=== WRITTEN TASK ===
Go through the data below and copy it exactly, skipping every picture.
[START OF RECORDS TO USE]
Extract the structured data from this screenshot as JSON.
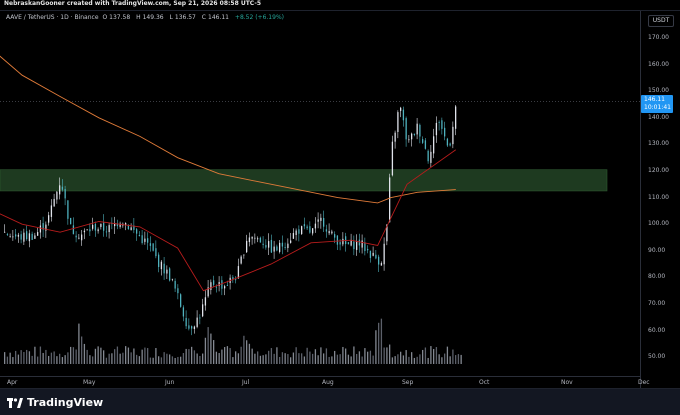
{
  "header": {
    "credit": "NebraskanGooner created with TradingView.com, Sep 21, 2026 08:58 UTC-5",
    "symbol": "AAVE / TetherUS · 1D · Binance",
    "open_label": "O",
    "open": "137.58",
    "high_label": "H",
    "high": "149.36",
    "low_label": "L",
    "low": "136.57",
    "close_label": "C",
    "close": "146.11",
    "change": "+8.52 (+6.19%)"
  },
  "price_scale": {
    "currency": "USDT",
    "ticks": [
      "170.00",
      "160.00",
      "150.00",
      "140.00",
      "130.00",
      "120.00",
      "110.00",
      "100.00",
      "90.00",
      "80.00",
      "70.00",
      "60.00",
      "50.00"
    ],
    "last_price": "146.11",
    "countdown": "10:01:41"
  },
  "time_scale": {
    "ticks": [
      "Apr",
      "May",
      "Jun",
      "Jul",
      "Aug",
      "Sep",
      "Oct",
      "Nov",
      "Dec"
    ]
  },
  "footer": {
    "brand": "TradingView"
  },
  "colors": {
    "up": "#26a69a",
    "down": "#ef5350",
    "candle_body": "#e0e3eb",
    "zone": "#1e3a20",
    "ma_long": "#e07b39",
    "ma_short": "#b71c1c",
    "accent": "#2196f3"
  },
  "chart_data": {
    "type": "candlestick",
    "y_range": [
      44,
      182
    ],
    "series": [
      {
        "name": "price",
        "kind": "close_path",
        "x": [
          "Mar 28",
          "Apr 3",
          "Apr 10",
          "Apr 15",
          "Apr 20",
          "Apr 24",
          "Apr 28",
          "May 3",
          "May 8",
          "May 13",
          "May 18",
          "May 23",
          "May 27",
          "May 31",
          "Jun 4",
          "Jun 8",
          "Jun 12",
          "Jun 17",
          "Jun 22",
          "Jun 27",
          "Jul 1",
          "Jul 6",
          "Jul 11",
          "Jul 15",
          "Jul 20",
          "Jul 25",
          "Jul 29",
          "Aug 2",
          "Aug 8",
          "Aug 13",
          "Aug 18",
          "Aug 21",
          "Aug 23",
          "Aug 25",
          "Aug 28",
          "Sep 1",
          "Sep 5",
          "Sep 9",
          "Sep 13",
          "Sep 17",
          "Sep 20"
        ],
        "values": [
          97,
          95,
          96,
          102,
          117,
          98,
          96,
          99,
          98,
          102,
          97,
          92,
          85,
          80,
          72,
          61,
          65,
          78,
          77,
          81,
          96,
          94,
          90,
          93,
          98,
          97,
          102,
          96,
          92,
          93,
          88,
          86,
          96,
          128,
          145,
          130,
          137,
          125,
          140,
          128,
          146
        ]
      }
    ],
    "zone": {
      "from": 112.5,
      "to": 120.5,
      "label": ""
    },
    "moving_averages": [
      {
        "name": "",
        "color": "#e07b39",
        "x": [
          "Mar 22",
          "Apr 5",
          "Apr 20",
          "May 5",
          "May 20",
          "Jun 4",
          "Jun 20",
          "Jul 5",
          "Jul 20",
          "Aug 5",
          "Aug 20",
          "Aug 25",
          "Sep 5",
          "Sep 20"
        ],
        "values": [
          167,
          156,
          148,
          140,
          133,
          125,
          119,
          116,
          113,
          110,
          108,
          110,
          112,
          113
        ]
      },
      {
        "name": "",
        "color": "#b71c1c",
        "x": [
          "Mar 22",
          "Apr 5",
          "Apr 20",
          "May 5",
          "May 20",
          "Jun 4",
          "Jun 14",
          "Jun 25",
          "Jul 10",
          "Jul 25",
          "Aug 10",
          "Aug 20",
          "Sep 1",
          "Sep 20"
        ],
        "values": [
          106,
          100,
          97,
          101,
          99,
          91,
          75,
          79,
          85,
          93,
          94,
          92,
          115,
          128
        ]
      }
    ],
    "volume": {
      "note": "relative volume bars",
      "peaks": [
        "Apr 27",
        "Jun 15",
        "Jul 2",
        "Aug 21"
      ]
    },
    "current_price": 146.11
  }
}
[END OF RECORDS TO USE]
=== OUTPUT FOR THIS TASK ===
Extract the structured data from this screenshot as JSON.
{
  "header": {
    "credit": "NebraskanGooner created with TradingView.com, Sep 21, 2026 08:58 UTC-5",
    "symbol": "AAVE / TetherUS · 1D · Binance",
    "open_label": "O",
    "open": "137.58",
    "high_label": "H",
    "high": "149.36",
    "low_label": "L",
    "low": "136.57",
    "close_label": "C",
    "close": "146.11",
    "change": "+8.52 (+6.19%)"
  },
  "price_scale": {
    "currency": "USDT",
    "ticks": [
      "170.00",
      "160.00",
      "150.00",
      "140.00",
      "130.00",
      "120.00",
      "110.00",
      "100.00",
      "90.00",
      "80.00",
      "70.00",
      "60.00",
      "50.00"
    ],
    "last_price": "146.11",
    "countdown": "10:01:41"
  },
  "time_scale": {
    "ticks": [
      "Apr",
      "May",
      "Jun",
      "Jul",
      "Aug",
      "Sep",
      "Oct",
      "Nov",
      "Dec"
    ]
  },
  "footer": {
    "brand": "TradingView"
  },
  "colors": {
    "up": "#26a69a",
    "down": "#ef5350",
    "candle_body": "#e0e3eb",
    "zone": "#1e3a20",
    "ma_long": "#e07b39",
    "ma_short": "#b71c1c",
    "accent": "#2196f3"
  },
  "chart_data": {
    "type": "candlestick",
    "y_range": [
      44,
      182
    ],
    "series": [
      {
        "name": "price",
        "kind": "close_path",
        "x": [
          "Mar 28",
          "Apr 3",
          "Apr 10",
          "Apr 15",
          "Apr 20",
          "Apr 24",
          "Apr 28",
          "May 3",
          "May 8",
          "May 13",
          "May 18",
          "May 23",
          "May 27",
          "May 31",
          "Jun 4",
          "Jun 8",
          "Jun 12",
          "Jun 17",
          "Jun 22",
          "Jun 27",
          "Jul 1",
          "Jul 6",
          "Jul 11",
          "Jul 15",
          "Jul 20",
          "Jul 25",
          "Jul 29",
          "Aug 2",
          "Aug 8",
          "Aug 13",
          "Aug 18",
          "Aug 21",
          "Aug 23",
          "Aug 25",
          "Aug 28",
          "Sep 1",
          "Sep 5",
          "Sep 9",
          "Sep 13",
          "Sep 17",
          "Sep 20"
        ],
        "values": [
          97,
          95,
          96,
          102,
          117,
          98,
          96,
          99,
          98,
          102,
          97,
          92,
          85,
          80,
          72,
          61,
          65,
          78,
          77,
          81,
          96,
          94,
          90,
          93,
          98,
          97,
          102,
          96,
          92,
          93,
          88,
          86,
          96,
          128,
          145,
          130,
          137,
          125,
          140,
          128,
          146
        ]
      }
    ],
    "zone": {
      "from": 112.5,
      "to": 120.5,
      "label": ""
    },
    "moving_averages": [
      {
        "name": "",
        "color": "#e07b39",
        "x": [
          "Mar 22",
          "Apr 5",
          "Apr 20",
          "May 5",
          "May 20",
          "Jun 4",
          "Jun 20",
          "Jul 5",
          "Jul 20",
          "Aug 5",
          "Aug 20",
          "Aug 25",
          "Sep 5",
          "Sep 20"
        ],
        "values": [
          167,
          156,
          148,
          140,
          133,
          125,
          119,
          116,
          113,
          110,
          108,
          110,
          112,
          113
        ]
      },
      {
        "name": "",
        "color": "#b71c1c",
        "x": [
          "Mar 22",
          "Apr 5",
          "Apr 20",
          "May 5",
          "May 20",
          "Jun 4",
          "Jun 14",
          "Jun 25",
          "Jul 10",
          "Jul 25",
          "Aug 10",
          "Aug 20",
          "Sep 1",
          "Sep 20"
        ],
        "values": [
          106,
          100,
          97,
          101,
          99,
          91,
          75,
          79,
          85,
          93,
          94,
          92,
          115,
          128
        ]
      }
    ],
    "volume": {
      "note": "relative volume bars",
      "peaks": [
        "Apr 27",
        "Jun 15",
        "Jul 2",
        "Aug 21"
      ]
    },
    "current_price": 146.11
  }
}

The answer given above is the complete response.